**TASK DIRECTIONS:**
Copy out the forum reply below about Groove's use of COM word for word, from its first line to its last.

**GIVEN TEXT:**
# # # #

Re: groove: meta
- Hi. Ray Ozzie here. Hope that you find this to be useful.
How to interoperate with non-COM tools? Can a developer get raw
socket access, SOAP support, or roll their own protocol? Is there
any way to plug into the framework without buying in completely?
Internally, we use a very thin subset of COM (much akin to the
capabilities of xpcom), but enough that when running under Windows we
can indeed robustly interoperate with the vast array of components
written over the past years. As you'd see if you download the GDK
from devzone.groove.net, Groove is, in essence, an incredibly rich
component framework that defines a new collaborative application
abstraction. Because of our use of COM (and in particular the
scripting host stuff) you can build Groove applications in any of
dozens of COM-compliant languages such as VB. That said, the vast
majority of Groove applications (and 100% of all of the ones that
products' API's) for systems integration.

# # # #

**RAW RECORDS:**
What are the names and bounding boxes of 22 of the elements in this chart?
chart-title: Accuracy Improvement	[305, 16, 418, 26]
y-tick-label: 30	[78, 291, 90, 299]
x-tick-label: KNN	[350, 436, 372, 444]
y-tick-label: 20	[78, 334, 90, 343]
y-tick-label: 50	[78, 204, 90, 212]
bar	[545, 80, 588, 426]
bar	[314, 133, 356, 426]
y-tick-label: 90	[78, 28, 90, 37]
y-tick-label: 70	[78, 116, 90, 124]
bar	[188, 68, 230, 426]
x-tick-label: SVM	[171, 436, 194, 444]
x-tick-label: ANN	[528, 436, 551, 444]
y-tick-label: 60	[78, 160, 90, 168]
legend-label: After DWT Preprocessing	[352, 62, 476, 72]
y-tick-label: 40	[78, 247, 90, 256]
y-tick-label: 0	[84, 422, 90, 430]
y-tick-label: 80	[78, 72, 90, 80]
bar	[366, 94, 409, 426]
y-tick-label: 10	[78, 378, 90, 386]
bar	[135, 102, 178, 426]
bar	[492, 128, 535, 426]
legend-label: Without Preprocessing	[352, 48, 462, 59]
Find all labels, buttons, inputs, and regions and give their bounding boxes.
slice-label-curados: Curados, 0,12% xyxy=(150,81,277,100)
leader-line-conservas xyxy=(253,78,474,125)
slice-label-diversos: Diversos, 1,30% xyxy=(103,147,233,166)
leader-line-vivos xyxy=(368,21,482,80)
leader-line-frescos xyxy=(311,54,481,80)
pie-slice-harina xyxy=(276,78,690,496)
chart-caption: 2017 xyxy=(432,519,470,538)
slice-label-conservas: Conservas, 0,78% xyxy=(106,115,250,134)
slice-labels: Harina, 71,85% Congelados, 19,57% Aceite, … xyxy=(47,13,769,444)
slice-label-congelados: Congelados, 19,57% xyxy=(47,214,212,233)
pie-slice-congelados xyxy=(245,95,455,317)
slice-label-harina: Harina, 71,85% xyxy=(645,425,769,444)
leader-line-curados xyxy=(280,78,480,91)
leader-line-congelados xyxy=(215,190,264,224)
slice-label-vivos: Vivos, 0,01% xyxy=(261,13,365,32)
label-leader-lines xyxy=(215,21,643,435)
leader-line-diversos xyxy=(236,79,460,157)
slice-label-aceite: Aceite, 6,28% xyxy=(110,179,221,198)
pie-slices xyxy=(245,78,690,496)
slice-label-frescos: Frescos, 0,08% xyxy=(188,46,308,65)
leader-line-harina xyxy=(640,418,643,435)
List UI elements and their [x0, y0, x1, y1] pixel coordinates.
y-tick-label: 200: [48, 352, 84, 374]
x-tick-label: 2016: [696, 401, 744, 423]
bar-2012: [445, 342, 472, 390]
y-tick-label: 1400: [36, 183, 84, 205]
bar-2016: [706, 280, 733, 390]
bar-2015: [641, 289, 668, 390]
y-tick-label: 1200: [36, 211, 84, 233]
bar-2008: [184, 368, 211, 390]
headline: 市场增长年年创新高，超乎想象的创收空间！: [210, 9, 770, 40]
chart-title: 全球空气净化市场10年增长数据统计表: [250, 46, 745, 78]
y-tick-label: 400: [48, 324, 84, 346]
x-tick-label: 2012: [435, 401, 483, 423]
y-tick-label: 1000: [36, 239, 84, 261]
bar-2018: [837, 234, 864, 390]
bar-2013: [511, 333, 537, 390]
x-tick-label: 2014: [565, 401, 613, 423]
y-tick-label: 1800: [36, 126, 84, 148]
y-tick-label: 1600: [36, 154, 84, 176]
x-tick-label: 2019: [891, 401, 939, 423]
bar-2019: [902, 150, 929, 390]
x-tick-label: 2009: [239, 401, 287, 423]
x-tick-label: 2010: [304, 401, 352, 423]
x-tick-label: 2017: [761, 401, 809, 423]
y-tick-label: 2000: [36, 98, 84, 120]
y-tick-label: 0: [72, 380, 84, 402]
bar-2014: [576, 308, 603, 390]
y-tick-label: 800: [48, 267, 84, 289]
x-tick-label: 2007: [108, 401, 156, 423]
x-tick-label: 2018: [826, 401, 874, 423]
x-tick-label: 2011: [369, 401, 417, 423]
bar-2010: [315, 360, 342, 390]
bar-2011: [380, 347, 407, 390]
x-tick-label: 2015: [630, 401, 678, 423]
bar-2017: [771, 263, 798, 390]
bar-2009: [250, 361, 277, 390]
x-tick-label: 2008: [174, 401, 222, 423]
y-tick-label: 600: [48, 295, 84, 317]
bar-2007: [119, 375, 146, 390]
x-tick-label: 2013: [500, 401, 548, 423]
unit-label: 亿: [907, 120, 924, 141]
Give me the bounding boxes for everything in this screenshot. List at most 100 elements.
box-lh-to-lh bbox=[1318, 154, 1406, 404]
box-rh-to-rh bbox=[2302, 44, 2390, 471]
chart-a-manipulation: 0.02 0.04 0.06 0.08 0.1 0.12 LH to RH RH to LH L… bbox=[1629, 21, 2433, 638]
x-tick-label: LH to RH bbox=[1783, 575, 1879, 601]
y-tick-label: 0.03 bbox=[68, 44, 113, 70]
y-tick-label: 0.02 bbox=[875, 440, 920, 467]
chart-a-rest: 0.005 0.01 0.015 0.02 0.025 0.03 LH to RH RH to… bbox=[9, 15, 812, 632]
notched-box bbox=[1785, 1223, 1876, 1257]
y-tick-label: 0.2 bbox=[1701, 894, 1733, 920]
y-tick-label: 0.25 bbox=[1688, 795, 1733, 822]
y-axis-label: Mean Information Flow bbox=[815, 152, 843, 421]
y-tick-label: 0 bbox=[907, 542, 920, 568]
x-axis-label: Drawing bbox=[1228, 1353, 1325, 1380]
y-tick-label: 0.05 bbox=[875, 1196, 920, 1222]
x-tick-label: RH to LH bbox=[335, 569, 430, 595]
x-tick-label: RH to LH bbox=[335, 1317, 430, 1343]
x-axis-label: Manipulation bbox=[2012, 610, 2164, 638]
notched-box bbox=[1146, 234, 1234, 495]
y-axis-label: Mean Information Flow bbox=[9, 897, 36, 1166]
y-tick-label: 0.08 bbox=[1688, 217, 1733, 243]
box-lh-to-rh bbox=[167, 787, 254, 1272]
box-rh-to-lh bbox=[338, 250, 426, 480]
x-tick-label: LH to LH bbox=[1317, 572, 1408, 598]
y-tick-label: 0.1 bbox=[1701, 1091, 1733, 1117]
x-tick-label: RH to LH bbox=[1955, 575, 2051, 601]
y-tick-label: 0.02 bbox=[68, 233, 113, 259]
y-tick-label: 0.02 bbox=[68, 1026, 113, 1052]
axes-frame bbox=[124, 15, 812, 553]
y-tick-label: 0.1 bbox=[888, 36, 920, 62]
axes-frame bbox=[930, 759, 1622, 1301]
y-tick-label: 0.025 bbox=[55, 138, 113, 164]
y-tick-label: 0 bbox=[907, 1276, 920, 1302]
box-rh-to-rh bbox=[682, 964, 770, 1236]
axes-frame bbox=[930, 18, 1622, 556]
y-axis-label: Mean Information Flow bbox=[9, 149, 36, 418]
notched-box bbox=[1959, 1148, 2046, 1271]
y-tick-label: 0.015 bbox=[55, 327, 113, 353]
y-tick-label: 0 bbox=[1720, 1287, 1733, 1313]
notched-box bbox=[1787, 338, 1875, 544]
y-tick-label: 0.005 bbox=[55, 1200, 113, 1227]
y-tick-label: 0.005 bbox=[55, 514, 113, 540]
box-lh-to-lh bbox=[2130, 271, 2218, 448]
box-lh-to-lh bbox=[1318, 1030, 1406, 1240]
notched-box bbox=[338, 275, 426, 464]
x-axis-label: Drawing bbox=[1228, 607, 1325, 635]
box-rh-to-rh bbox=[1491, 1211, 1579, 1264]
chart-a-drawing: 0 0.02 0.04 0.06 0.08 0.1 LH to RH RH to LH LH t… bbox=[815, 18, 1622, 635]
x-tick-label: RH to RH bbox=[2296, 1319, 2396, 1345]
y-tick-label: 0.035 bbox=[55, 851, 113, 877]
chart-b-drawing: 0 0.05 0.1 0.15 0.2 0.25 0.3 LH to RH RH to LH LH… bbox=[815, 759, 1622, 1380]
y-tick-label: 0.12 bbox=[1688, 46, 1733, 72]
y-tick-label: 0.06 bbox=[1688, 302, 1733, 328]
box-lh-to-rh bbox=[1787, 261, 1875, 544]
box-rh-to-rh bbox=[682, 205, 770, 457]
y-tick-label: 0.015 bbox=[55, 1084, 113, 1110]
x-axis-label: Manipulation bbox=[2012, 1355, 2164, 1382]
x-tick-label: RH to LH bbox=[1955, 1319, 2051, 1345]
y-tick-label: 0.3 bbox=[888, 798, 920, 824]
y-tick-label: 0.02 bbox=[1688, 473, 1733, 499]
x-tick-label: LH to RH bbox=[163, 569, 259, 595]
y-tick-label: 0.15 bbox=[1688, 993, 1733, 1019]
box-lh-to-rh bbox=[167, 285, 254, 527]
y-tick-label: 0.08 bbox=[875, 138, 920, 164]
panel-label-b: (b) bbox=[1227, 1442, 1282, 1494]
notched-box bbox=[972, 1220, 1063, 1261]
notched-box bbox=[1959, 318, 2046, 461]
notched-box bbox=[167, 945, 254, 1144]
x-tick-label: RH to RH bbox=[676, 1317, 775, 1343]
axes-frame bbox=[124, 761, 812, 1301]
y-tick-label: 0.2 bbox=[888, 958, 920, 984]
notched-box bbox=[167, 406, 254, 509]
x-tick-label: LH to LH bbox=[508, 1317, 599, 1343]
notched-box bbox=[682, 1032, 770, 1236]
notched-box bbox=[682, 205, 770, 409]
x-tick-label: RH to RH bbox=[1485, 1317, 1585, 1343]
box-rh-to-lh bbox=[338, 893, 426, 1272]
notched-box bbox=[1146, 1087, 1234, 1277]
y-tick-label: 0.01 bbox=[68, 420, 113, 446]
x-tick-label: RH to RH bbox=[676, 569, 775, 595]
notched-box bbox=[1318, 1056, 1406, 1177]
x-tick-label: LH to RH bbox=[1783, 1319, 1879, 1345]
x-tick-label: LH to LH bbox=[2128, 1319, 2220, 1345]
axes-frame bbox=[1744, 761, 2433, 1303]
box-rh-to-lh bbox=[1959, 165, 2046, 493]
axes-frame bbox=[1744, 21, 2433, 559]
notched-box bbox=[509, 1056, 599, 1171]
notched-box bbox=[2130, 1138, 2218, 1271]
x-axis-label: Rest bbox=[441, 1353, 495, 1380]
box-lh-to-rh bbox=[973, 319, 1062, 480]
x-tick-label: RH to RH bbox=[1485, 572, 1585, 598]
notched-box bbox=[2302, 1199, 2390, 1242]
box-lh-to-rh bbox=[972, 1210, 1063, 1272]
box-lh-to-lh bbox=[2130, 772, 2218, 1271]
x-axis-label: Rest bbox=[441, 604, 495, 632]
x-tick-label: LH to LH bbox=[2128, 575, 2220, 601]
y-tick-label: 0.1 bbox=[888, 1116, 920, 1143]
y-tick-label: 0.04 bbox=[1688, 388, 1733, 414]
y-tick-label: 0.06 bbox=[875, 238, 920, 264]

# # # #

**SOLUTION:**
Re: groove: meta
- Hi. Ray Ozzie here. Hope that you find this to be useful.
How to interoperate with non-COM tools? Can a developer get raw
socket access, SOAP support, or roll their own protocol? Is there
any way to plug into the framework without buying in completely?
Internally, we use a very thin subset of COM (much akin to the
capabilities of xpcom), but enough that when running under Windows we
can indeed robustly interoperate with the vast array of components
written over the past years. As you'd see if you download the GDK
from devzone.groove.net, Groove is, in essence, an incredibly rich
component framework that defines a new collaborative application
abstraction. Because of our use of COM (and in particular the
scripting host stuff) you can build Groove applications in any of
dozens of COM-compliant languages such as VB. That said, the vast
majority of Groove applications (and 100% of all of the ones that
products' API's) for systems integration.